(Passage provided Opens)

- Education: Yale University, INSEAD
- Occupations: Founder, CEO
- Known for: CEO at DoubleClick, founder of MongoDB, founder of Business Insider, founder of Gilt Groupe, founder of Zola, founder of AlleyCorp, vice chairman of Partnership for New York City, board director of Mercy Corps, director emeritus of Human Rights Watch

= Kevin P. Ryan =

American investor and entrepreneur

Kevin P. Ryan is an American executive and investor. Ryan was an executive at DoubleClick from 1996 to 2005. Ryan co-founded AlleyCorp, a venture capital firm, in 2008, through which he has founded several New York–based businesses, including Gilt Groupe, Business Insider and MongoDB.

== Career ==
Ryan began his career working at United Media, where he launched the Dilbert website, based on the comic strip. Ryan worked for Euro Disney in France, and as an investment banker with Prudential in the US and the UK.

Starting in 1996, Ryan worked at DoubleClick as president and COO. In 2000, he became CEO.  By 2005, DoubleClick had expanded from a 20-person startup to a publicly traded company with over 1,500 employees. DoubleClick was sold in 2005 for $1.1 billion to Hellman and Friedman LLC, and Ryan stepped down as CEO.

===Investments===

In 2004, Ryan became an angel investor in TheLadders.com. He also was an early investor and board member of HotJobs, which was purchased by Yahoo! for $436 million in 2002.

After leaving DoubleClick, Ryan, along with former DoubleClick CTO and co-founder, Dwight Merriman, founded a network of three affiliated Internet companies of which he is chairman and CEO. AlleyCorp has expanded its mission to both found and invest in companies in New York City.

(Passage provided Closes)
(Given information Opens)

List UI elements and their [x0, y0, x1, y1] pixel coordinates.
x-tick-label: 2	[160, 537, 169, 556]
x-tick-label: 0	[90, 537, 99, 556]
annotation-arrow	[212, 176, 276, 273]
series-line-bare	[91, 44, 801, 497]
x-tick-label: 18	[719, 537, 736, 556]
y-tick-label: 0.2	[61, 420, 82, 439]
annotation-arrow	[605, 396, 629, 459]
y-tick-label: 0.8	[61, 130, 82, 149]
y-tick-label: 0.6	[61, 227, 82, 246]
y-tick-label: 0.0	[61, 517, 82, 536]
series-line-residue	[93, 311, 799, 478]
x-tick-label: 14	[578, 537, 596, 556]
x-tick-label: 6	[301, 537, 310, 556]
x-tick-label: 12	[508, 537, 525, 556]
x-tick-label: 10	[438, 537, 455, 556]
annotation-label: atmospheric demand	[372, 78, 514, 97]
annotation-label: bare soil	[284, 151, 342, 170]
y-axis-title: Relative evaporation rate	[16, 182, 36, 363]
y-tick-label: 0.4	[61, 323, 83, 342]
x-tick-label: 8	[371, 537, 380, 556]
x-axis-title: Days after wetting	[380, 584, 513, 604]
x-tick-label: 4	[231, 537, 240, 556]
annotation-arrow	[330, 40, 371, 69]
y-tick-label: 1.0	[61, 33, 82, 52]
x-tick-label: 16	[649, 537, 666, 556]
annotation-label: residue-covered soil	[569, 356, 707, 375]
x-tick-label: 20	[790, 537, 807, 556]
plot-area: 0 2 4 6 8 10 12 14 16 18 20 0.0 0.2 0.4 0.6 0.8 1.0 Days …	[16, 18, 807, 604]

(Given information Closes)

Set of tasks:
[A] Answer these questions from the Kevin P. Ryan biography, giving each answer on its own line marked to match:
(i) What website did Ryan launch while at United Media?
(ii) To whom was DoubleClick sold in 2005, and for how much?
(iii) Which company purchased HotJobs?
[B] For each statement, say whether it agrees with the Kevin P. Ryan biography, answering yes or no and quoting the words that decide it:
(i) Ryan became CEO of DoubleClick when he joined the company in 1996.
(ii) Ryan co-founded AlleyCorp in 2008.
(iii) By 2005, DoubleClick had over 1,500 employees.
[C] Echo everything in the Kevin P. Ryan biography from "- Education: Yale" down to "and the UK.".

Your written answers:
[A]
(i) The Dilbert website, based on the comic strip.
(ii) Hellman and Friedman LLC, for $1.1 billion.
(iii) Yahoo!, for $436 million in 2002.

[B]
(i) No: "Starting in 1996, Ryan worked at DoubleClick as president and COO. In 2000, he became CEO."
(ii) Yes: "Ryan co-founded AlleyCorp, a venture capital firm, in 2008"
(iii) Yes: "By 2005, DoubleClick had expanded from a 20-person startup to a publicly traded company with over 1,500 employees."

[C]
- Education: Yale University, INSEAD
- Occupations: Founder, CEO
- Known for: CEO at DoubleClick, founder of MongoDB, founder of Business Insider, founder of Gilt Groupe, founder of Zola, founder of AlleyCorp, vice chairman of Partnership for New York City, board director of Mercy Corps, director emeritus of Human Rights Watch

= Kevin P. Ryan =

American investor and entrepreneur

Kevin P. Ryan is an American executive and investor. Ryan was an executive at DoubleClick from 1996 to 2005. Ryan co-founded AlleyCorp, a venture capital firm, in 2008, through which he has founded several New York–based businesses, including Gilt Groupe, Business Insider and MongoDB.

== Career ==
Ryan began his career working at United Media, where he launched the Dilbert website, based on the comic strip. Ryan worked for Euro Disney in France, and as an investment banker with Prudential in the US and the UK.